*REQUIREMENTS*. Within the material below, find each line bearing the word "title" and present it.

*DATA SUPPLIED*.

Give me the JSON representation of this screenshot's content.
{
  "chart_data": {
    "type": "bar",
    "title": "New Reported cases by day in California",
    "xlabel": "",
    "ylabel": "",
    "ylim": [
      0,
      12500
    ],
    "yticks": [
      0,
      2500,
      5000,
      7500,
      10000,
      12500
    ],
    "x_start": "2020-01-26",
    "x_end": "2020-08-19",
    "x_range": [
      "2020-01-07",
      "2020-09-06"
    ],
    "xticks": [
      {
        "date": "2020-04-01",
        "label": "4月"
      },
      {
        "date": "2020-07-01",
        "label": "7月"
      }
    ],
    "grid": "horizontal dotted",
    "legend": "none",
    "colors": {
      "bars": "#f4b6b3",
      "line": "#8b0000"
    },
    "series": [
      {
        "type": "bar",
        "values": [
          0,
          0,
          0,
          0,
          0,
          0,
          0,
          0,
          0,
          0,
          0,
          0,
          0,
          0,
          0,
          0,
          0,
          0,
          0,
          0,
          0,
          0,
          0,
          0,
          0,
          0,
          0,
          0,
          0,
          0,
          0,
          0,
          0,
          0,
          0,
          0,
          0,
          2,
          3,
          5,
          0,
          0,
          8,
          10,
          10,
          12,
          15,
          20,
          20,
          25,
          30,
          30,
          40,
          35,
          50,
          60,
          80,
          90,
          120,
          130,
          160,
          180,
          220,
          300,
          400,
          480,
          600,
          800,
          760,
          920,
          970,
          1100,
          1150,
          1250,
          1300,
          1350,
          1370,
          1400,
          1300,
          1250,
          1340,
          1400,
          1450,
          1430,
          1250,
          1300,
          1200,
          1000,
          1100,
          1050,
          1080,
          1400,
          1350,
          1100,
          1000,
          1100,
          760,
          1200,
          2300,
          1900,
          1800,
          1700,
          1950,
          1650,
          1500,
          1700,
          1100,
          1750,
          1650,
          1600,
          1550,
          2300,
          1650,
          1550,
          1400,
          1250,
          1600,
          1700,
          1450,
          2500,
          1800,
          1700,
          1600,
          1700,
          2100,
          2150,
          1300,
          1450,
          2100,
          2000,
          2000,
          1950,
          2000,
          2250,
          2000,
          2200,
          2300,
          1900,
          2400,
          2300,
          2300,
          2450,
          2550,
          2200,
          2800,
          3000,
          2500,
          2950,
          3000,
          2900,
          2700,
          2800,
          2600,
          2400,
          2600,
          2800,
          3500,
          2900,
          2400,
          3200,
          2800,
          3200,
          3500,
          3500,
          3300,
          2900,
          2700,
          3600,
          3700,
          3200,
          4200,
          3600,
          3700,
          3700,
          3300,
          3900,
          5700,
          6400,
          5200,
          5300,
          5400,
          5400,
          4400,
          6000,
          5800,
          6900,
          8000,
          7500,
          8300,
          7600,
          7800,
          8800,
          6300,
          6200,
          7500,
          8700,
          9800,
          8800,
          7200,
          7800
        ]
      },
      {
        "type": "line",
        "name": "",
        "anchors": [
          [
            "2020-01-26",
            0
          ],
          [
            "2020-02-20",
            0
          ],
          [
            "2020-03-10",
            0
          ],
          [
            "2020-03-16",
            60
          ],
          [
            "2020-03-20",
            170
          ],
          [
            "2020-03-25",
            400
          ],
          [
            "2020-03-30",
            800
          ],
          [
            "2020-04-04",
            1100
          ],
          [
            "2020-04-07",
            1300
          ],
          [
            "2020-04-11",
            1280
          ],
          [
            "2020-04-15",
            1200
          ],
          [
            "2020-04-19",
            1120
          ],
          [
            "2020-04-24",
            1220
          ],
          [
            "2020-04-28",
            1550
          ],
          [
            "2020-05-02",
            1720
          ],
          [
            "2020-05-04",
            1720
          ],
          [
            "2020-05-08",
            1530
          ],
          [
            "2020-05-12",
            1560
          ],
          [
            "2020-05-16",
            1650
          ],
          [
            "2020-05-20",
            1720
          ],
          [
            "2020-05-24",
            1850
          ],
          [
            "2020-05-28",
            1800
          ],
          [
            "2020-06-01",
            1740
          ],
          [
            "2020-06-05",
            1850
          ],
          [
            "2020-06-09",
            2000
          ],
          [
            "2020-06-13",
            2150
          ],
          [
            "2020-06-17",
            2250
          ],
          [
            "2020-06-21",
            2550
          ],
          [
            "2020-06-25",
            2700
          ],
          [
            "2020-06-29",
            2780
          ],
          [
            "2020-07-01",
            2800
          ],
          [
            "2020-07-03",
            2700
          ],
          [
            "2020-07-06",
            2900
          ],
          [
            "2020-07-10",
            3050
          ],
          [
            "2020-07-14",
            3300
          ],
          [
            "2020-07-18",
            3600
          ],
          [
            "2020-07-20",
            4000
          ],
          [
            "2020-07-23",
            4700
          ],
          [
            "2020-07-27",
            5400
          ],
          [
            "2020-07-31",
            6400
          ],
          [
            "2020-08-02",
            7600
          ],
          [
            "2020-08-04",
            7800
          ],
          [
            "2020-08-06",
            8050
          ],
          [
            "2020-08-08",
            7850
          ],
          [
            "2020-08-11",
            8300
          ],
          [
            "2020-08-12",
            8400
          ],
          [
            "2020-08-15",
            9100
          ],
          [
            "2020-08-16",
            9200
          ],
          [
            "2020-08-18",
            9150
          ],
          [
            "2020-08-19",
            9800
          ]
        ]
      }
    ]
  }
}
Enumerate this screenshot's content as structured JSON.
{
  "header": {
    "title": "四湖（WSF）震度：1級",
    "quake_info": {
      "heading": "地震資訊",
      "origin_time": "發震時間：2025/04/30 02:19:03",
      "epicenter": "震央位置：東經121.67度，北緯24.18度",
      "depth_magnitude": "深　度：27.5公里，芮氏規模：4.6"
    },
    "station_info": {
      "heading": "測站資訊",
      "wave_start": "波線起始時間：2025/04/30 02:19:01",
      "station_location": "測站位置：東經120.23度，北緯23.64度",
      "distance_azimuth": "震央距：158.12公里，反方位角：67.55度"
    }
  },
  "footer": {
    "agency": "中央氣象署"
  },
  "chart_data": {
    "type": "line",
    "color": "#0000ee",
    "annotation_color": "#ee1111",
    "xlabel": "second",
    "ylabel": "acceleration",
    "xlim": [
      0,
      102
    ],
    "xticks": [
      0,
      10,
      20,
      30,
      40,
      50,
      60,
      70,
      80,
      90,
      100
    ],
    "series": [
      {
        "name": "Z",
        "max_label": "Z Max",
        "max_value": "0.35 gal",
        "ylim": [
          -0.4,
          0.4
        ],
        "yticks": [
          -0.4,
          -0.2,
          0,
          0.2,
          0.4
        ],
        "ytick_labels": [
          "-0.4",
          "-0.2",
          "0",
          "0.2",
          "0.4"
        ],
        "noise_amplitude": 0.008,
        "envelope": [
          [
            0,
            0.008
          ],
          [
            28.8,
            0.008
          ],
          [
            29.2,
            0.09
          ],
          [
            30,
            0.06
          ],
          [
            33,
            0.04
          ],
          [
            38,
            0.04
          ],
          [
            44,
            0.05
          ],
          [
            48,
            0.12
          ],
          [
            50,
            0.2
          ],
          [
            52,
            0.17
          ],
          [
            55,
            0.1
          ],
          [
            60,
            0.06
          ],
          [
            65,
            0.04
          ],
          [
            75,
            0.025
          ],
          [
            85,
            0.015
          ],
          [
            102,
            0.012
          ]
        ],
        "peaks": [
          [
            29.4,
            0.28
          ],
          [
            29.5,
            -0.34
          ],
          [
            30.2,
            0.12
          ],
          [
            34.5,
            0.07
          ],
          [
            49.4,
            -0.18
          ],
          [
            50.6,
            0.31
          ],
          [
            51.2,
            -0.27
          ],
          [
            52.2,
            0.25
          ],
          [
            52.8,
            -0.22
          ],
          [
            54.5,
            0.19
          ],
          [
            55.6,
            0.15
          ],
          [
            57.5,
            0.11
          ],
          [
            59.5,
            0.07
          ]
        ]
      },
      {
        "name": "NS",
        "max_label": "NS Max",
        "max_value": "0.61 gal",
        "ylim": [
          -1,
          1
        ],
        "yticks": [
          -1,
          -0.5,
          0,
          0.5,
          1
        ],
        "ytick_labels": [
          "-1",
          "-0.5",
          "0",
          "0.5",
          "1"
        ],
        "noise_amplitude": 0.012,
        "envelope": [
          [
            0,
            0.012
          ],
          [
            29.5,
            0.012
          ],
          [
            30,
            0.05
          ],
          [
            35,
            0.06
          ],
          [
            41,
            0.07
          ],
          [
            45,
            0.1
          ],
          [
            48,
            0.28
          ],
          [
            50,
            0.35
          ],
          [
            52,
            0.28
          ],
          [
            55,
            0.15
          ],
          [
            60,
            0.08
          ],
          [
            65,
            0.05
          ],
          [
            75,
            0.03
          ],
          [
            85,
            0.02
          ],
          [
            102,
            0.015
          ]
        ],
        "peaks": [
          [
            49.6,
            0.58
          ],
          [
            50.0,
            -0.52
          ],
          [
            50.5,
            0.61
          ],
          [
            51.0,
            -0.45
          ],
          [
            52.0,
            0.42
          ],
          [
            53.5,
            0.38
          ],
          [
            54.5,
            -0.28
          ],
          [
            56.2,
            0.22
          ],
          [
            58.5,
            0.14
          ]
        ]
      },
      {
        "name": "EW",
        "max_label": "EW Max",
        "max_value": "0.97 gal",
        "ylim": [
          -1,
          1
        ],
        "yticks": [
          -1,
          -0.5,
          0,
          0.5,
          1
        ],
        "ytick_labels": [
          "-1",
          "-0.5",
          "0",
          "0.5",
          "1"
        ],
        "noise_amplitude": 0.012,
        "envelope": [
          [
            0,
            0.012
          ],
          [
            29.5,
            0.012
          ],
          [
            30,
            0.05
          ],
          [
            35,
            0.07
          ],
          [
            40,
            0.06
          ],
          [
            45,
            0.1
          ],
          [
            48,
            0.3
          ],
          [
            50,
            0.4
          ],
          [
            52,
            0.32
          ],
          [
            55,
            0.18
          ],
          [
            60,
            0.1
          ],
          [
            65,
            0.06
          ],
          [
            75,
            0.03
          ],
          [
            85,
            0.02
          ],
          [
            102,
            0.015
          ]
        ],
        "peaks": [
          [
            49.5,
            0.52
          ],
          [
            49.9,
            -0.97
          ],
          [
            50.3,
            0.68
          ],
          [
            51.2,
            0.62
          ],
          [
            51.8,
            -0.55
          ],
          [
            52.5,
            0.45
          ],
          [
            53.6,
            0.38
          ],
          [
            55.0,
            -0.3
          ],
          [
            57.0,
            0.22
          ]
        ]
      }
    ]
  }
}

*SOLVED EXERCISE*.
    "title": "New Reported cases by day in California",
    "title": "四湖（WSF）震度：1級",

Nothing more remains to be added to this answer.